** INFORMATION SUPPLIED **

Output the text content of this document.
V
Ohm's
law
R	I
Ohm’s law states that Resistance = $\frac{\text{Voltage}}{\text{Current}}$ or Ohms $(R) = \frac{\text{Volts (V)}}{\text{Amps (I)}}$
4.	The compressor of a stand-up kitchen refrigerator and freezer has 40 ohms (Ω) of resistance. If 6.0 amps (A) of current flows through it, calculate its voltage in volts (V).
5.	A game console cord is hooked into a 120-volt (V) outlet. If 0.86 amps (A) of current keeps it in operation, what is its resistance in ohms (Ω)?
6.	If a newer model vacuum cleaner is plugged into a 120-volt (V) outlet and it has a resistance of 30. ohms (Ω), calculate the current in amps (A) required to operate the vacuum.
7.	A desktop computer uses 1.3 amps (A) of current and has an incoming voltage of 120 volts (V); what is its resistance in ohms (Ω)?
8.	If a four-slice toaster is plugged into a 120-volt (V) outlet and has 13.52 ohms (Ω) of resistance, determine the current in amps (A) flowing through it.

** CHALLENGE **
Repeat all entries. Match them exactly.

** FINISHED EXERCISE **
Output the text content of this document.
V
Ohm's
law
R	I
Ohm’s law states that Resistance = $\frac{\text{Voltage}}{\text{Current}}$ or Ohms $(R) = \frac{\text{Volts (V)}}{\text{Amps (I)}}$
4.	The compressor of a stand-up kitchen refrigerator and freezer has 40 ohms (Ω) of resistance. If 6.0 amps (A) of current flows through it, calculate its voltage in volts (V).
5.	A game console cord is hooked into a 120-volt (V) outlet. If 0.86 amps (A) of current keeps it in operation, what is its resistance in ohms (Ω)?
6.	If a newer model vacuum cleaner is plugged into a 120-volt (V) outlet and it has a resistance of 30. ohms (Ω), calculate the current in amps (A) required to operate the vacuum.
7.	A desktop computer uses 1.3 amps (A) of current and has an incoming voltage of 120 volts (V); what is its resistance in ohms (Ω)?
8.	If a four-slice toaster is plugged into a 120-volt (V) outlet and has 13.52 ohms (Ω) of resistance, determine the current in amps (A) flowing through it.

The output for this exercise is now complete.